[Raw records]
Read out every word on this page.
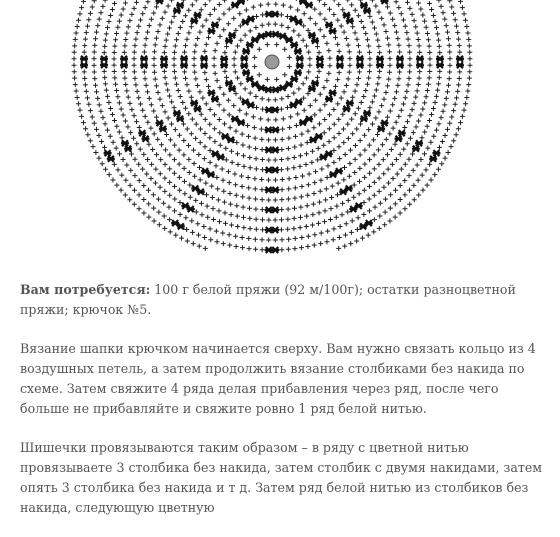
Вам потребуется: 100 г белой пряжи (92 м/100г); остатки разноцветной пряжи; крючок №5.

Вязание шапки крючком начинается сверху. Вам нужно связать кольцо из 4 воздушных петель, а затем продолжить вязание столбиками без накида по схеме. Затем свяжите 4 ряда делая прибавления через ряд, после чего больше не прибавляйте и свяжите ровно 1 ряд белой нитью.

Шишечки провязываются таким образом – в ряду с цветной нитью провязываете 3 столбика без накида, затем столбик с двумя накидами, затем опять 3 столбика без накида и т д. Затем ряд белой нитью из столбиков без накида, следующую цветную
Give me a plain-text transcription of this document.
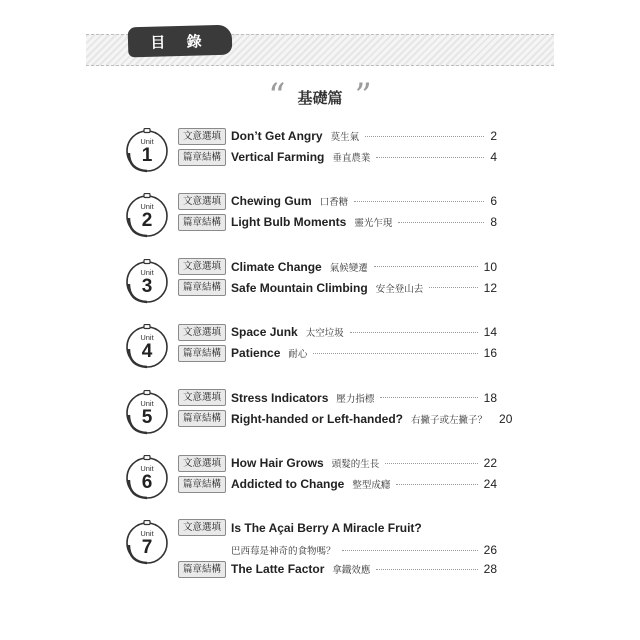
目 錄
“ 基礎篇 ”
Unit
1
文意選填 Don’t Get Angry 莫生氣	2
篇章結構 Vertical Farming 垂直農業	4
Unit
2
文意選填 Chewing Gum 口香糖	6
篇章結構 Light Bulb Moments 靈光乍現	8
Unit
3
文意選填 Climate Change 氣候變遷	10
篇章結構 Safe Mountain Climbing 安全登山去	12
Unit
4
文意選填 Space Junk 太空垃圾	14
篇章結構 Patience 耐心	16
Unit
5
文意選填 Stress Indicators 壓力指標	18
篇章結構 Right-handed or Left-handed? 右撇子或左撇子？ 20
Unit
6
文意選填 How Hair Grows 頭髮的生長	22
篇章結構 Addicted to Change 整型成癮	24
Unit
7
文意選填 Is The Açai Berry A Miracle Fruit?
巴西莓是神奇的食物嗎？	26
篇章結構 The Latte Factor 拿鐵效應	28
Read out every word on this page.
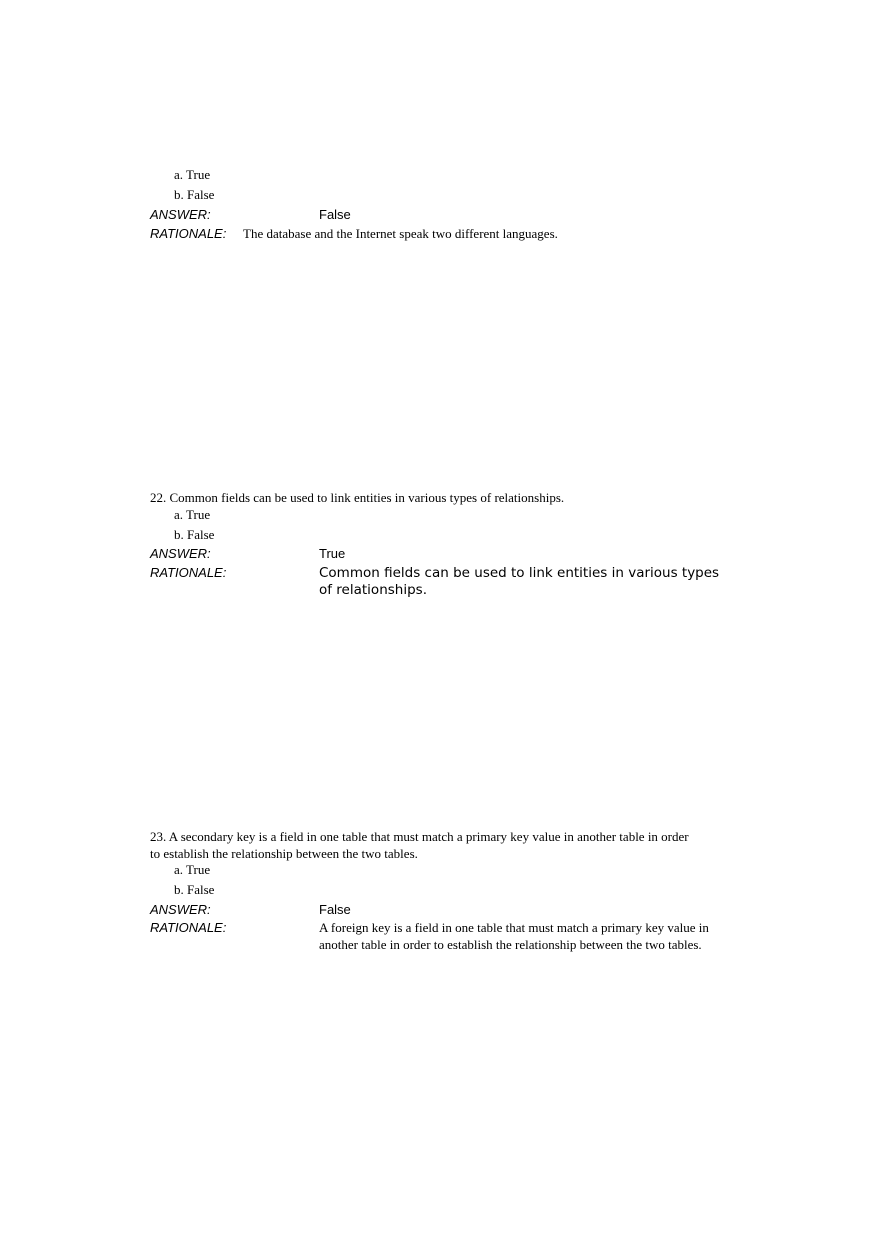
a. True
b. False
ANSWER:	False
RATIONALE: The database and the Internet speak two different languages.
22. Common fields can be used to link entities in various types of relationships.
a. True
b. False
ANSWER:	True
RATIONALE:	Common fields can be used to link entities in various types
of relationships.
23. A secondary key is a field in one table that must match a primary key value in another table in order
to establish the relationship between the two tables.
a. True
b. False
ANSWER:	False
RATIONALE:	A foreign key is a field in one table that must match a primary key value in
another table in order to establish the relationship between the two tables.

### WORK TO DO
Give only the number of lines above that hold the string "накида".

### EXERCISE RESPONSE
2